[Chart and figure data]
────────────────

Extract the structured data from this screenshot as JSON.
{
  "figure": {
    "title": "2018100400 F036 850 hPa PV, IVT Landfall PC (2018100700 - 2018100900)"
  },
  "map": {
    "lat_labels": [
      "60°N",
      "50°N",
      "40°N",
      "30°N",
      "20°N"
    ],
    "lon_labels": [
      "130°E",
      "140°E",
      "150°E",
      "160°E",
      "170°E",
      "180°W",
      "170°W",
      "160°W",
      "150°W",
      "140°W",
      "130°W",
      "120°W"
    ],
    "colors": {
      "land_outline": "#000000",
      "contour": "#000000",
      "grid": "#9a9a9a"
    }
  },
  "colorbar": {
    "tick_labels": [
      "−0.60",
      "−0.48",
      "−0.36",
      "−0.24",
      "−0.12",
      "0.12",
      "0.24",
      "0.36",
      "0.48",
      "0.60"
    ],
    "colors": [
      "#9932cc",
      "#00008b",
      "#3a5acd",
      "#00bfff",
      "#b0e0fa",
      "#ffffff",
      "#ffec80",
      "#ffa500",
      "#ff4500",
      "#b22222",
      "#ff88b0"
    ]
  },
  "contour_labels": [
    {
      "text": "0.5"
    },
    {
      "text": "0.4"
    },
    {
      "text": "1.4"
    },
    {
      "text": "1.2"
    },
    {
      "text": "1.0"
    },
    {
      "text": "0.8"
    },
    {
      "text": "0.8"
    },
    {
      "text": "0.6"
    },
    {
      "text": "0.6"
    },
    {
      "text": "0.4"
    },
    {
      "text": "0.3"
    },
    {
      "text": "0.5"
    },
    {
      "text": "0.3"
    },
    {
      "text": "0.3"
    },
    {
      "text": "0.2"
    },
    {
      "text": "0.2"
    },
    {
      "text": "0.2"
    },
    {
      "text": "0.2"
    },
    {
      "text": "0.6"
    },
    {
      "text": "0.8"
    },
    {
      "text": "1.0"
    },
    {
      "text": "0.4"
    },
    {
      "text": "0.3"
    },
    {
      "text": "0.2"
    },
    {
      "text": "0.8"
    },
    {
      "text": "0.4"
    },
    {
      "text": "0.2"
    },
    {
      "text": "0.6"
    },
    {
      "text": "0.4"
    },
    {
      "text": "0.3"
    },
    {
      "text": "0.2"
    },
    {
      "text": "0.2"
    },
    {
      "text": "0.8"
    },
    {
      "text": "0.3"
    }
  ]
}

────────────────

_Aim:_
Print every entry exactly as written.

_Result for this task:_
Extract the structured data from this screenshot as JSON.
{
  "figure": {
    "title": "2018100400 F036 850 hPa PV, IVT Landfall PC (2018100700 - 2018100900)"
  },
  "map": {
    "lat_labels": [
      "60°N",
      "50°N",
      "40°N",
      "30°N",
      "20°N"
    ],
    "lon_labels": [
      "130°E",
      "140°E",
      "150°E",
      "160°E",
      "170°E",
      "180°W",
      "170°W",
      "160°W",
      "150°W",
      "140°W",
      "130°W",
      "120°W"
    ],
    "colors": {
      "land_outline": "#000000",
      "contour": "#000000",
      "grid": "#9a9a9a"
    }
  },
  "colorbar": {
    "tick_labels": [
      "−0.60",
      "−0.48",
      "−0.36",
      "−0.24",
      "−0.12",
      "0.12",
      "0.24",
      "0.36",
      "0.48",
      "0.60"
    ],
    "colors": [
      "#9932cc",
      "#00008b",
      "#3a5acd",
      "#00bfff",
      "#b0e0fa",
      "#ffffff",
      "#ffec80",
      "#ffa500",
      "#ff4500",
      "#b22222",
      "#ff88b0"
    ]
  },
  "contour_labels": [
    {
      "text": "0.5"
    },
    {
      "text": "0.4"
    },
    {
      "text": "1.4"
    },
    {
      "text": "1.2"
    },
    {
      "text": "1.0"
    },
    {
      "text": "0.8"
    },
    {
      "text": "0.8"
    },
    {
      "text": "0.6"
    },
    {
      "text": "0.6"
    },
    {
      "text": "0.4"
    },
    {
      "text": "0.3"
    },
    {
      "text": "0.5"
    },
    {
      "text": "0.3"
    },
    {
      "text": "0.3"
    },
    {
      "text": "0.2"
    },
    {
      "text": "0.2"
    },
    {
      "text": "0.2"
    },
    {
      "text": "0.2"
    },
    {
      "text": "0.6"
    },
    {
      "text": "0.8"
    },
    {
      "text": "1.0"
    },
    {
      "text": "0.4"
    },
    {
      "text": "0.3"
    },
    {
      "text": "0.2"
    },
    {
      "text": "0.8"
    },
    {
      "text": "0.4"
    },
    {
      "text": "0.2"
    },
    {
      "text": "0.6"
    },
    {
      "text": "0.4"
    },
    {
      "text": "0.3"
    },
    {
      "text": "0.2"
    },
    {
      "text": "0.2"
    },
    {
      "text": "0.8"
    },
    {
      "text": "0.3"
    }
  ]
}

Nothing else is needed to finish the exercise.